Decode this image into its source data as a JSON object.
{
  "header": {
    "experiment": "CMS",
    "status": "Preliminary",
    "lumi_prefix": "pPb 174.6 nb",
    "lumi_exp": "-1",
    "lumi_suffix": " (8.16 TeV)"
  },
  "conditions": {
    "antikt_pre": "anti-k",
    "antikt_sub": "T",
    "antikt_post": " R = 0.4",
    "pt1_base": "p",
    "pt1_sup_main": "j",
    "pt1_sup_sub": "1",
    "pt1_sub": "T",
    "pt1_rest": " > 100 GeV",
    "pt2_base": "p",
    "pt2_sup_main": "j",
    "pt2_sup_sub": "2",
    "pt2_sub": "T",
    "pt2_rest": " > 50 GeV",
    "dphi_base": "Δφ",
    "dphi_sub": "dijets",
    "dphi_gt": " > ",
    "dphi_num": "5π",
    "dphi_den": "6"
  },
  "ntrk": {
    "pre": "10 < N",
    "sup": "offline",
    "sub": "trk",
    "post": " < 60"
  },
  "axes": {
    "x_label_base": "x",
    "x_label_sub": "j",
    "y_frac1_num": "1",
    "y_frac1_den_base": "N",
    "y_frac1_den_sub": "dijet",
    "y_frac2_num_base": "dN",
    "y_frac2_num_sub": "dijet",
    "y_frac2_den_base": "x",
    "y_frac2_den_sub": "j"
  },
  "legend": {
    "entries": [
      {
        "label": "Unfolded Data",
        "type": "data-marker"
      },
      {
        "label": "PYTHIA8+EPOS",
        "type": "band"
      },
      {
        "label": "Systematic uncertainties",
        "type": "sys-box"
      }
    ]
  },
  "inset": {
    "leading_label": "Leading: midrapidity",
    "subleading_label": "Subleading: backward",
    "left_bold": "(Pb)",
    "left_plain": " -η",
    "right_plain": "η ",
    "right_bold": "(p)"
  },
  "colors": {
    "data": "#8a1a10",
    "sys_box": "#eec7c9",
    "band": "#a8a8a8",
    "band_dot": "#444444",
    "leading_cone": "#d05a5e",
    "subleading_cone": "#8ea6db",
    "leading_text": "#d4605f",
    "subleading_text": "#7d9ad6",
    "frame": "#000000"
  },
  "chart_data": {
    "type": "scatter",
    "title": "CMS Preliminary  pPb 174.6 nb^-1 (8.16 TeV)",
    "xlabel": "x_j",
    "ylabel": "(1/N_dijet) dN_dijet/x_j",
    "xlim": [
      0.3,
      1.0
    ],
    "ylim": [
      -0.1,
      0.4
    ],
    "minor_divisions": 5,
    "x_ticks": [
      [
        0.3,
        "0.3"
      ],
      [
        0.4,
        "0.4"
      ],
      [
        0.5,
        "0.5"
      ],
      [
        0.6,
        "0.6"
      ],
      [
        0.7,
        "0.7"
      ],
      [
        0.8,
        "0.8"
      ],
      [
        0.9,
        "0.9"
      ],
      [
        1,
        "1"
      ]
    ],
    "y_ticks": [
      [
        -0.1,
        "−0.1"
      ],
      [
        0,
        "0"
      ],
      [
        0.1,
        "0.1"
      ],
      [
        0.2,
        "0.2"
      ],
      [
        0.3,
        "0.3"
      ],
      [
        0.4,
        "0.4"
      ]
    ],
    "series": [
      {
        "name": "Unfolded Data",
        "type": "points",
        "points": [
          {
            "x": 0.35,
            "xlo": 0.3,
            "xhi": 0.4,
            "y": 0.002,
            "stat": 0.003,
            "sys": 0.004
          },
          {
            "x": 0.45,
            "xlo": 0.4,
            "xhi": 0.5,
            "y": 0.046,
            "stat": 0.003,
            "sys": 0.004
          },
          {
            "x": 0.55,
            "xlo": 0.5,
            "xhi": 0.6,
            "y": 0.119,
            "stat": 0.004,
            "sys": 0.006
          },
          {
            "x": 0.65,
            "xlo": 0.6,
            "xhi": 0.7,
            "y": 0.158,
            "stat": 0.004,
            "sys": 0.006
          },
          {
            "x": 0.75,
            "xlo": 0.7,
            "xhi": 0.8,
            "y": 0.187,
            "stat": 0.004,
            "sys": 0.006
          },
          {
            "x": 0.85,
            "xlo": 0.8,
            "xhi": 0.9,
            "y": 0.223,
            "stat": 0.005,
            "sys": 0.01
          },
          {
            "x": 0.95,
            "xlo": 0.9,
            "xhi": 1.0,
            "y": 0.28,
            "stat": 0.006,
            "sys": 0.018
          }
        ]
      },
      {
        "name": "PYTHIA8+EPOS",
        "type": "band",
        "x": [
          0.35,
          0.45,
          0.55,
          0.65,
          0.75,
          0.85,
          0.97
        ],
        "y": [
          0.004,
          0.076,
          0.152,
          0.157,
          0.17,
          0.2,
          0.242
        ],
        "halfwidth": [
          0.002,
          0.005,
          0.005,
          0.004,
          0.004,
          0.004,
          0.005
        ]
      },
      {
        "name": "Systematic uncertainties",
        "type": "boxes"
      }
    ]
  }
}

> _What you have to do_
Restate each of the entries above verbatim.

> _Solution for this exercise_
Decode this image into its source data as a JSON object.
{
  "header": {
    "experiment": "CMS",
    "status": "Preliminary",
    "lumi_prefix": "pPb 174.6 nb",
    "lumi_exp": "-1",
    "lumi_suffix": " (8.16 TeV)"
  },
  "conditions": {
    "antikt_pre": "anti-k",
    "antikt_sub": "T",
    "antikt_post": " R = 0.4",
    "pt1_base": "p",
    "pt1_sup_main": "j",
    "pt1_sup_sub": "1",
    "pt1_sub": "T",
    "pt1_rest": " > 100 GeV",
    "pt2_base": "p",
    "pt2_sup_main": "j",
    "pt2_sup_sub": "2",
    "pt2_sub": "T",
    "pt2_rest": " > 50 GeV",
    "dphi_base": "Δφ",
    "dphi_sub": "dijets",
    "dphi_gt": " > ",
    "dphi_num": "5π",
    "dphi_den": "6"
  },
  "ntrk": {
    "pre": "10 < N",
    "sup": "offline",
    "sub": "trk",
    "post": " < 60"
  },
  "axes": {
    "x_label_base": "x",
    "x_label_sub": "j",
    "y_frac1_num": "1",
    "y_frac1_den_base": "N",
    "y_frac1_den_sub": "dijet",
    "y_frac2_num_base": "dN",
    "y_frac2_num_sub": "dijet",
    "y_frac2_den_base": "x",
    "y_frac2_den_sub": "j"
  },
  "legend": {
    "entries": [
      {
        "label": "Unfolded Data",
        "type": "data-marker"
      },
      {
        "label": "PYTHIA8+EPOS",
        "type": "band"
      },
      {
        "label": "Systematic uncertainties",
        "type": "sys-box"
      }
    ]
  },
  "inset": {
    "leading_label": "Leading: midrapidity",
    "subleading_label": "Subleading: backward",
    "left_bold": "(Pb)",
    "left_plain": " -η",
    "right_plain": "η ",
    "right_bold": "(p)"
  },
  "colors": {
    "data": "#8a1a10",
    "sys_box": "#eec7c9",
    "band": "#a8a8a8",
    "band_dot": "#444444",
    "leading_cone": "#d05a5e",
    "subleading_cone": "#8ea6db",
    "leading_text": "#d4605f",
    "subleading_text": "#7d9ad6",
    "frame": "#000000"
  },
  "chart_data": {
    "type": "scatter",
    "title": "CMS Preliminary  pPb 174.6 nb^-1 (8.16 TeV)",
    "xlabel": "x_j",
    "ylabel": "(1/N_dijet) dN_dijet/x_j",
    "xlim": [
      0.3,
      1.0
    ],
    "ylim": [
      -0.1,
      0.4
    ],
    "minor_divisions": 5,
    "x_ticks": [
      [
        0.3,
        "0.3"
      ],
      [
        0.4,
        "0.4"
      ],
      [
        0.5,
        "0.5"
      ],
      [
        0.6,
        "0.6"
      ],
      [
        0.7,
        "0.7"
      ],
      [
        0.8,
        "0.8"
      ],
      [
        0.9,
        "0.9"
      ],
      [
        1,
        "1"
      ]
    ],
    "y_ticks": [
      [
        -0.1,
        "−0.1"
      ],
      [
        0,
        "0"
      ],
      [
        0.1,
        "0.1"
      ],
      [
        0.2,
        "0.2"
      ],
      [
        0.3,
        "0.3"
      ],
      [
        0.4,
        "0.4"
      ]
    ],
    "series": [
      {
        "name": "Unfolded Data",
        "type": "points",
        "points": [
          {
            "x": 0.35,
            "xlo": 0.3,
            "xhi": 0.4,
            "y": 0.002,
            "stat": 0.003,
            "sys": 0.004
          },
          {
            "x": 0.45,
            "xlo": 0.4,
            "xhi": 0.5,
            "y": 0.046,
            "stat": 0.003,
            "sys": 0.004
          },
          {
            "x": 0.55,
            "xlo": 0.5,
            "xhi": 0.6,
            "y": 0.119,
            "stat": 0.004,
            "sys": 0.006
          },
          {
            "x": 0.65,
            "xlo": 0.6,
            "xhi": 0.7,
            "y": 0.158,
            "stat": 0.004,
            "sys": 0.006
          },
          {
            "x": 0.75,
            "xlo": 0.7,
            "xhi": 0.8,
            "y": 0.187,
            "stat": 0.004,
            "sys": 0.006
          },
          {
            "x": 0.85,
            "xlo": 0.8,
            "xhi": 0.9,
            "y": 0.223,
            "stat": 0.005,
            "sys": 0.01
          },
          {
            "x": 0.95,
            "xlo": 0.9,
            "xhi": 1.0,
            "y": 0.28,
            "stat": 0.006,
            "sys": 0.018
          }
        ]
      },
      {
        "name": "PYTHIA8+EPOS",
        "type": "band",
        "x": [
          0.35,
          0.45,
          0.55,
          0.65,
          0.75,
          0.85,
          0.97
        ],
        "y": [
          0.004,
          0.076,
          0.152,
          0.157,
          0.17,
          0.2,
          0.242
        ],
        "halfwidth": [
          0.002,
          0.005,
          0.005,
          0.004,
          0.004,
          0.004,
          0.005
        ]
      },
      {
        "name": "Systematic uncertainties",
        "type": "boxes"
      }
    ]
  }
}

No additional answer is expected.